Read the records below and copy each line that contains "touchés".

[Collected data]
BEGIN

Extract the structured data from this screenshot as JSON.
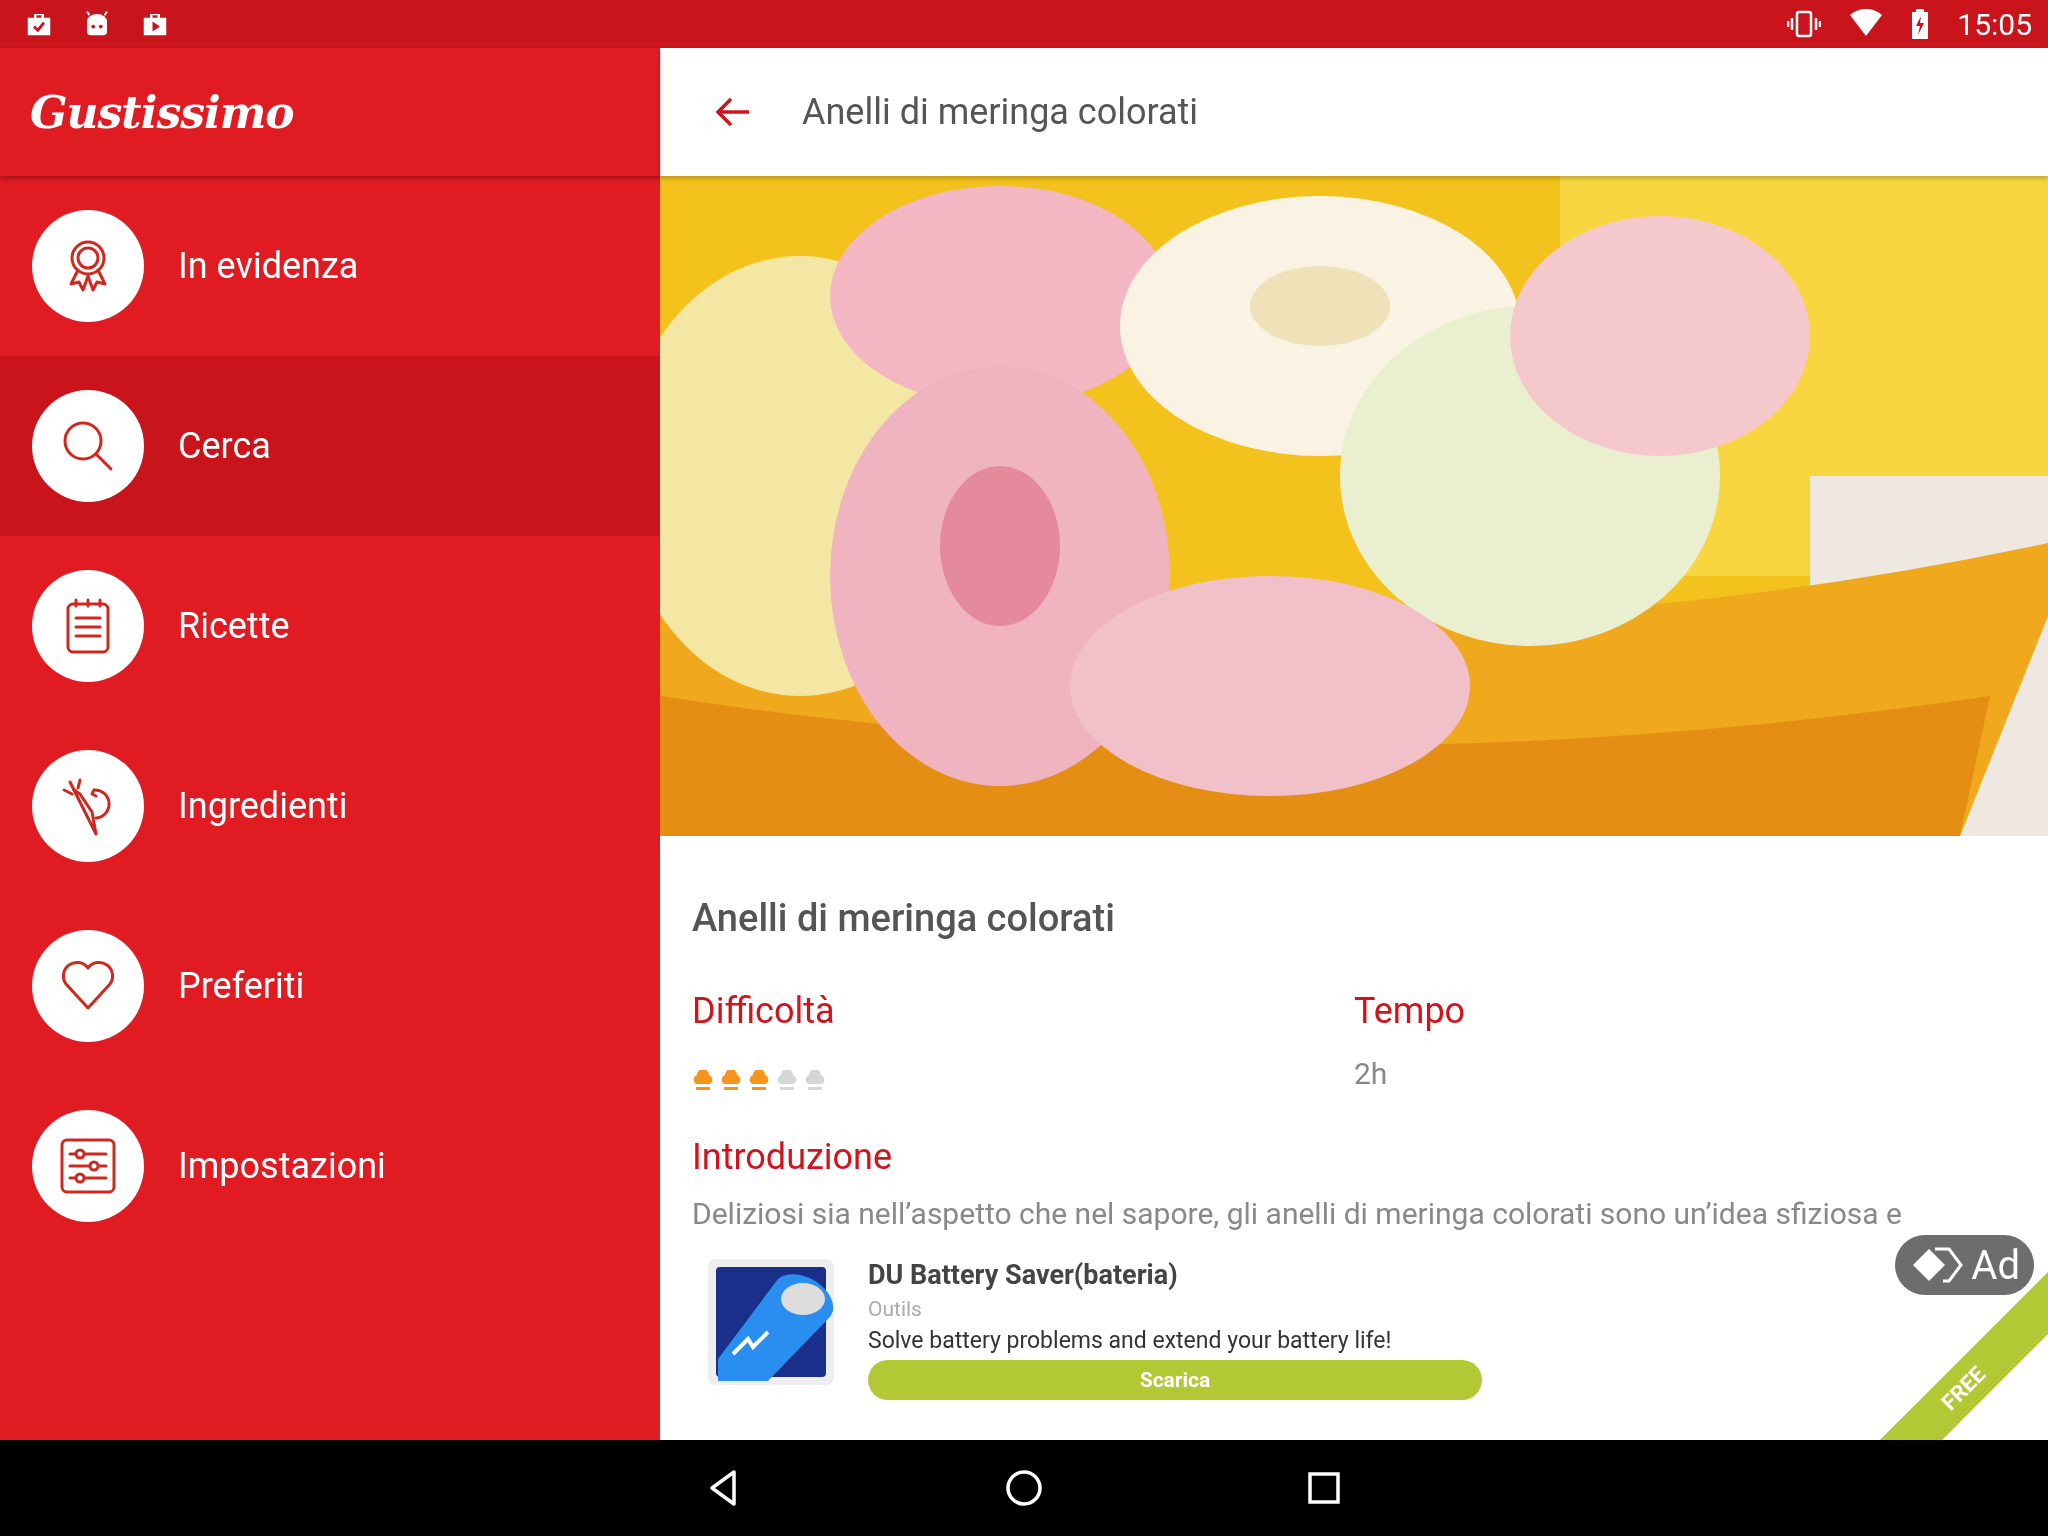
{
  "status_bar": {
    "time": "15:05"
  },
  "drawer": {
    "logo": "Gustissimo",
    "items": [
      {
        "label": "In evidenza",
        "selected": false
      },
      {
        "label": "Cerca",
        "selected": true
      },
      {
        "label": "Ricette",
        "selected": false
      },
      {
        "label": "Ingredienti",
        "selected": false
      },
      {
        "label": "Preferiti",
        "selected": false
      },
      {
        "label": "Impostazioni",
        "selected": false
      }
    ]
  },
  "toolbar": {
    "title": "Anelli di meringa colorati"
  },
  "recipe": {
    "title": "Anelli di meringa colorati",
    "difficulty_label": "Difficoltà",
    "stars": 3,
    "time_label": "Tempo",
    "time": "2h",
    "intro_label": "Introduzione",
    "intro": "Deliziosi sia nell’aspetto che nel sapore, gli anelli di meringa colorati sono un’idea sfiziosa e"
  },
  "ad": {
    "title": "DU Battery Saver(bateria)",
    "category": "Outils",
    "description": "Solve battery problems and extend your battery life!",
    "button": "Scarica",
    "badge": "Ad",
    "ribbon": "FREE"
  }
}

END
BEGIN

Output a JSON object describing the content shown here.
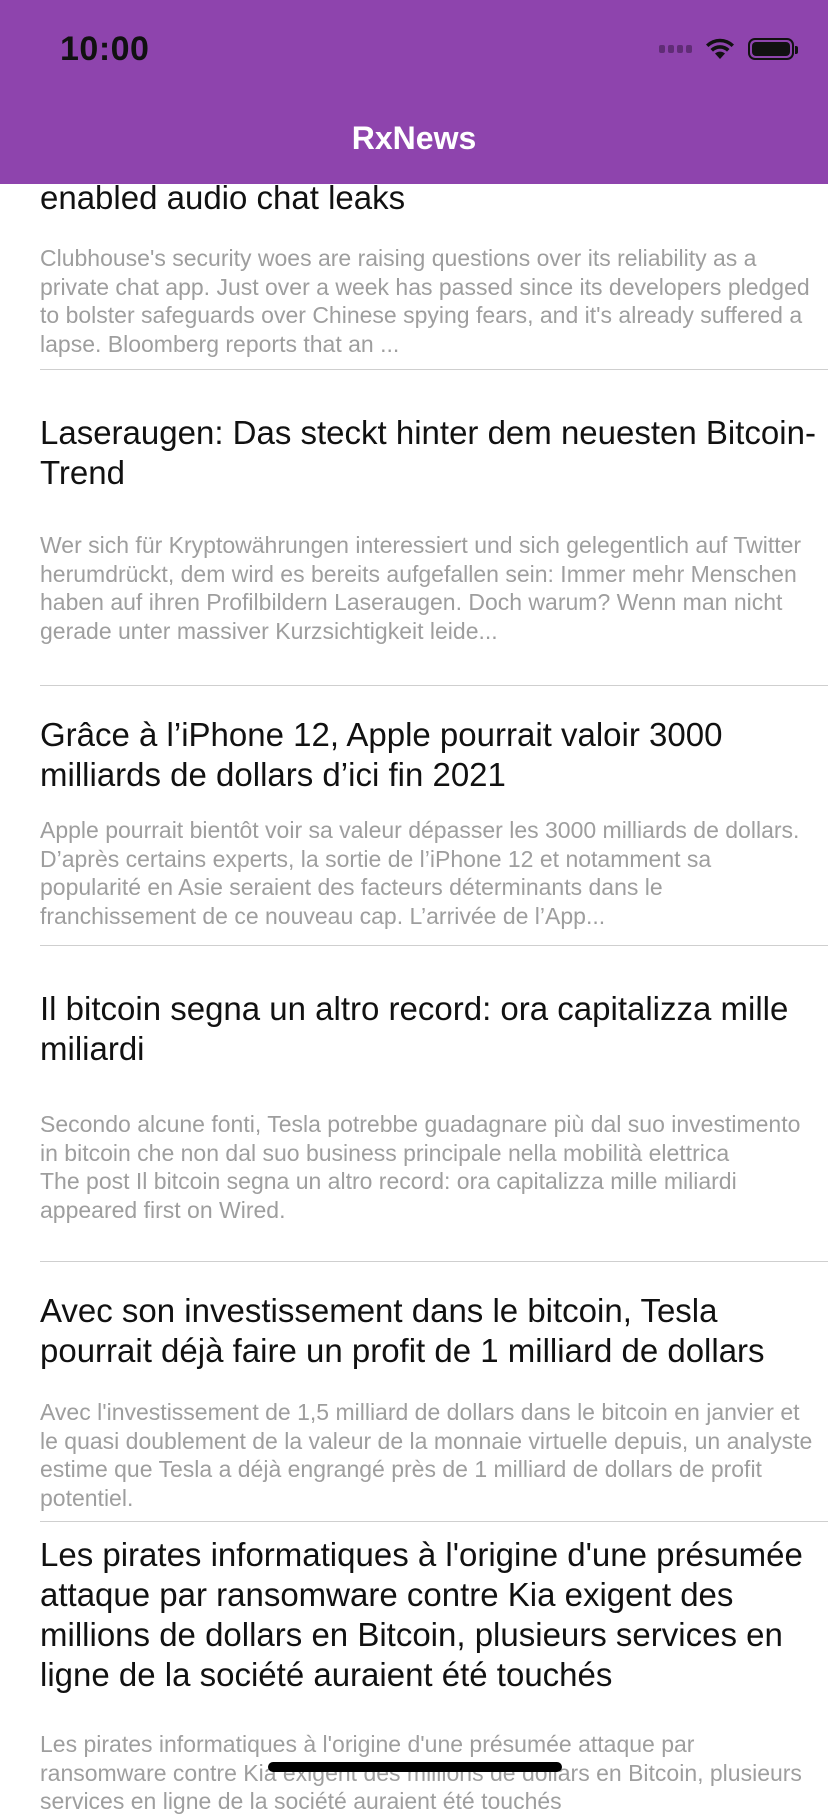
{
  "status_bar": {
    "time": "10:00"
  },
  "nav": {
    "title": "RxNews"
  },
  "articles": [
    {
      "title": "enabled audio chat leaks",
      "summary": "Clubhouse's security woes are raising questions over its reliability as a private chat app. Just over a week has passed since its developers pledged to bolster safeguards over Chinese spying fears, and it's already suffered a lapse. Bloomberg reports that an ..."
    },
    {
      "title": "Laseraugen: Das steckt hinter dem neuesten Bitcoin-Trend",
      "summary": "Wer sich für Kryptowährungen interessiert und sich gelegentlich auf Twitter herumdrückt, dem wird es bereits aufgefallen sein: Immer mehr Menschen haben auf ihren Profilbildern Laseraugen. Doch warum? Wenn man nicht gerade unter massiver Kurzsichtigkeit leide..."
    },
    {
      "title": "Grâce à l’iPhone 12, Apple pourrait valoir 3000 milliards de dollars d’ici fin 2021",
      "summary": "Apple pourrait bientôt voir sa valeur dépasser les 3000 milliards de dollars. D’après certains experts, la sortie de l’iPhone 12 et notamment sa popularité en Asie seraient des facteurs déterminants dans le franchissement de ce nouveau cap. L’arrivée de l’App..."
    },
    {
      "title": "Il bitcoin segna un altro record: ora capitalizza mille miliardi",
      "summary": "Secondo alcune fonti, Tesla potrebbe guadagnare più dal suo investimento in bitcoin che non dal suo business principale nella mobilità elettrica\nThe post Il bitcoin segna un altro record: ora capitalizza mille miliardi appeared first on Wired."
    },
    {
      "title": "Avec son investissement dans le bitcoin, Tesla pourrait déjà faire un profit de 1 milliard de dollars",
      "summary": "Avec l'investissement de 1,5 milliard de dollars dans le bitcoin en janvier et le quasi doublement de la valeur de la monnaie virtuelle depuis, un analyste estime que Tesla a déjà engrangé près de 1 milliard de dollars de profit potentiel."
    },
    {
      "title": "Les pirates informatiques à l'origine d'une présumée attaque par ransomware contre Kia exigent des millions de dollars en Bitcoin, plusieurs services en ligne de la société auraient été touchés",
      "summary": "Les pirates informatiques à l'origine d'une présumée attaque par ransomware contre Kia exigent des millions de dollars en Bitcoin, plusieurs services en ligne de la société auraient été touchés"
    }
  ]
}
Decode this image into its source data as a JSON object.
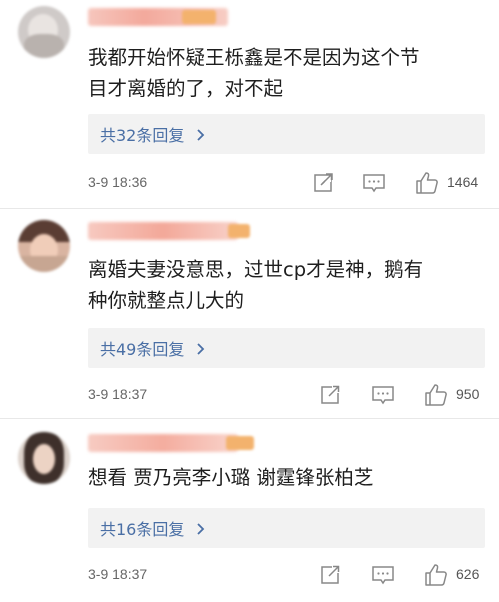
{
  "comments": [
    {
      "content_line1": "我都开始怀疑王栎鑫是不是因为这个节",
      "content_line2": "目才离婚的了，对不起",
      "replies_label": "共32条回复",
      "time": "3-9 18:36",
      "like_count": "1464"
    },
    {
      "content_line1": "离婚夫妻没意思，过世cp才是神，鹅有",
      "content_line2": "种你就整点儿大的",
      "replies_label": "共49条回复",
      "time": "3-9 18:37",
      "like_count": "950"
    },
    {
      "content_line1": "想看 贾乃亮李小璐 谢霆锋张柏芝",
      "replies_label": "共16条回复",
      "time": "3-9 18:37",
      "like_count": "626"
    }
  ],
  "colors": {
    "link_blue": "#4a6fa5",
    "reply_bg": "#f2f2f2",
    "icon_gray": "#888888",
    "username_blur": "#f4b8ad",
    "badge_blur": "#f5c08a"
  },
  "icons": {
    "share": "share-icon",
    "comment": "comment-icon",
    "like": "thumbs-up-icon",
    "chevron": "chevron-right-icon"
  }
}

END

Result of this exercise:
      "title": "Les pirates informatiques à l'origine d'une présumée attaque par ransomware contre Kia exigent des millions de dollars en Bitcoin, plusieurs services en ligne de la société auraient été touchés",
      "summary": "Les pirates informatiques à l'origine d'une présumée attaque par ransomware contre Kia exigent des millions de dollars en Bitcoin, plusieurs services en ligne de la société auraient été touchés"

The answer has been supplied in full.